◆ **Extract to read**

※ ※ ※

If you aren't swooning over this dangerous,
dashing Captain, you must be dead.

Massive Disappointment of the Month award goes to my attempt to read the fourth book in the Burton and Swinburne series by Mark Hodder.

I had been looking forward to the Secret of Abdu El Yezdi since last April, when I finished the Expeditions to the Mountains of the Moon, with it's rather murky ending.  I was excited to have it all cleared up and go on adventuring with my favorite real life hero and now steampunk novel hero, Captain Sir Richard Francis Burton.

I was stunned when I was unable to fall right into this book. It just didn't grab me; I found it too dark, confusing. . .  I was afraid it was a dud.

However, other reviewers that are also lovers of this series are giving this new one high praise.

I am going to assume then, that I just wasn't in the mood for Burton (WHAT?!?!), that for some reason the time wasn't right.  Or maybe it's just that it didn't start out doing what I wanted, i.e. explaining the ending of Mountains of the Moon.

Anyway, my plan now is to reread the first three books (visually this time, as I did audio last time), making sure I remember everything and am in the right steampunky mood, and then start this one.

※ ※ ※

◆ **Extracted data**

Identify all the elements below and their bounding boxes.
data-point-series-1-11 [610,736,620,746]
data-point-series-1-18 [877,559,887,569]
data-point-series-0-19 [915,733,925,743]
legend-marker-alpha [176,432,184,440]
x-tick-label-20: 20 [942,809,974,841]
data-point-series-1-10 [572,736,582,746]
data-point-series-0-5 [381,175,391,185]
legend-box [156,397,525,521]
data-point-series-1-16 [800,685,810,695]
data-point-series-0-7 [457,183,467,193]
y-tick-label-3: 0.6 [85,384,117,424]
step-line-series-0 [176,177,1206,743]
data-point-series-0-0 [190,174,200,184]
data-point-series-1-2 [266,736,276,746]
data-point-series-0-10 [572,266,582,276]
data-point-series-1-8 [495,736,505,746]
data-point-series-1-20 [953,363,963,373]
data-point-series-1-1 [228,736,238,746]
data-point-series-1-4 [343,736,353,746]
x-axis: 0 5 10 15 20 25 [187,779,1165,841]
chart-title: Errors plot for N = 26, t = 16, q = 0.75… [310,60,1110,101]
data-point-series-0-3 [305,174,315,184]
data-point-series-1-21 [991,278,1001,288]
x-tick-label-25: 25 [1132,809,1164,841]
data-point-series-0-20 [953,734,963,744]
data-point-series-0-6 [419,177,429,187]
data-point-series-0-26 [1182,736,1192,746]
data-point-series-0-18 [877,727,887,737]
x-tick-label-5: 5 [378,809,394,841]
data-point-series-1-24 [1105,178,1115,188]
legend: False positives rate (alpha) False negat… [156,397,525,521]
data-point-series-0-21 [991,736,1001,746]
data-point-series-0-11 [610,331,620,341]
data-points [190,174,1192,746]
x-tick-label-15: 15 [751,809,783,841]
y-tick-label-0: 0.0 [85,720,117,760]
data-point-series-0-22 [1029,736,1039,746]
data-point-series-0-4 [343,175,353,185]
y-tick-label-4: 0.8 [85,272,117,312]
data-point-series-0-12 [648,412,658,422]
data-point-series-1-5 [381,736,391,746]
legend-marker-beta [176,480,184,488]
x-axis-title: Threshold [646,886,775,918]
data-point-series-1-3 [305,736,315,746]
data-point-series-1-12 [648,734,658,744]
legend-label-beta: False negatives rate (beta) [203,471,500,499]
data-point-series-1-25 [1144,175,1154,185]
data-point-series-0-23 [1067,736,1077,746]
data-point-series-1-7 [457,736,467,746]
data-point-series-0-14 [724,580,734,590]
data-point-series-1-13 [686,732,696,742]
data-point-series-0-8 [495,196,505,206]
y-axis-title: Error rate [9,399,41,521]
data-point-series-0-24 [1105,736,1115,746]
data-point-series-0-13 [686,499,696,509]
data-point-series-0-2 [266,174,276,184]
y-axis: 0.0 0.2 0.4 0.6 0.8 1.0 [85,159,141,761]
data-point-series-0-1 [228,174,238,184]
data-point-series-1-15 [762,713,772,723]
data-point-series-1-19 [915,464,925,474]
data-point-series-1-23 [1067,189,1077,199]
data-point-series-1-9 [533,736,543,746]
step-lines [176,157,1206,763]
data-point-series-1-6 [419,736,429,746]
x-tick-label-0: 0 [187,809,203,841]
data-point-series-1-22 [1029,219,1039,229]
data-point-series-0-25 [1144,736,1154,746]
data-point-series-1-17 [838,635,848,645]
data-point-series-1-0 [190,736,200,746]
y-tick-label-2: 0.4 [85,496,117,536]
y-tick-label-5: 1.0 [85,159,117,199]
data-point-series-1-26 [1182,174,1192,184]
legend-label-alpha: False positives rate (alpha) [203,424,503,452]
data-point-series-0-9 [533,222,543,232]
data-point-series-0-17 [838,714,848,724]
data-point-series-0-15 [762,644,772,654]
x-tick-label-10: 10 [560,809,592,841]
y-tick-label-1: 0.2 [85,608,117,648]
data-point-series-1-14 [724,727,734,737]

※ ※ ※

◆ **Exercise**
In the review, which book did the writer struggle to get into, and where does it fall in its series? The listing is unrelated to the review.

◆ **Task result**
The Secret of Abdu El Yezdi, the fourth book in the Burton and Swinburne series by Mark Hodder.